(Goal): Every line containing the word "White" needs to be found and copied.

(Stored records)
"""

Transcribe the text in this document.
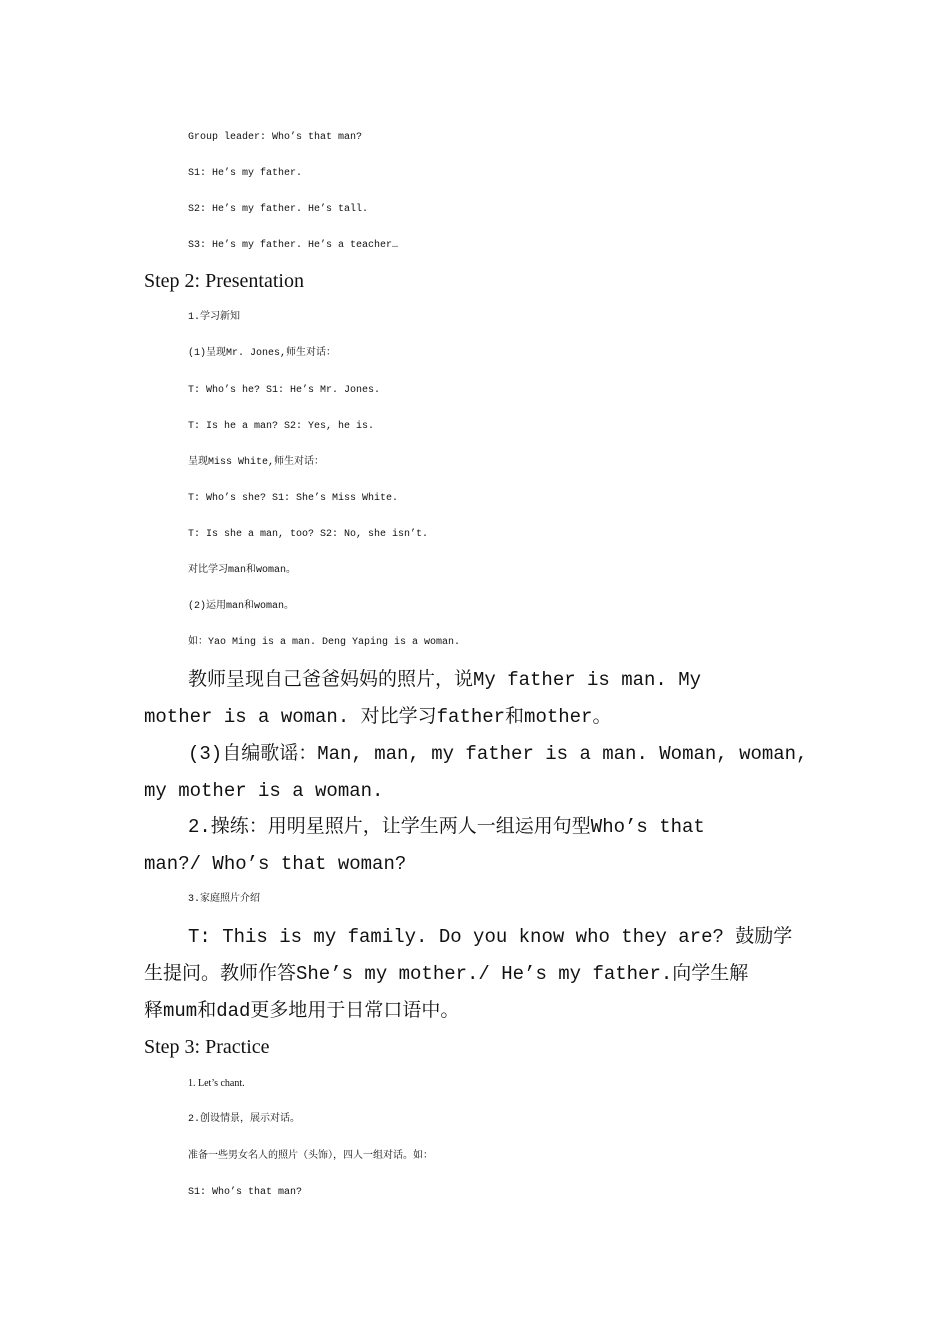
Group leader: Who’s that man?
S1: He’s my father.
S2: He’s my father. He’s tall.
S3: He’s my father. He’s a teacher…
Step 2: Presentation
1.学习新知
(1)呈现Mr. Jones,师生对话：
T: Who’s he? S1: He’s Mr. Jones.
T: Is he a man? S2: Yes, he is.
呈现Miss White,师生对话：
T: Who’s she? S1: She’s Miss White.
T: Is she a man, too? S2: No, she isn’t.
对比学习man和woman。
(2)运用man和woman。
如：Yao Ming is a man. Deng Yaping is a woman.
教师呈现自己爸爸妈妈的照片，说My father is man. My
mother is a woman. 对比学习father和mother。
(3)自编歌谣：Man, man, my father is a man. Woman, woman,
my mother is a woman.
2.操练：用明星照片，让学生两人一组运用句型Who’s that
man?/ Who’s that woman?
3.家庭照片介绍
T: This is my family. Do you know who they are? 鼓励学
生提问。教师作答She’s my mother./ He’s my father.向学生解
释mum和dad更多地用于日常口语中。
Step 3: Practice
1. Let’s chant.
2.创设情景，展示对话。
准备一些男女名人的照片（头饰），四人一组对话。如：
S1: Who’s that man?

"""

(Task result):
呈现Miss White,师生对话：
T: Who’s she? S1: She’s Miss White.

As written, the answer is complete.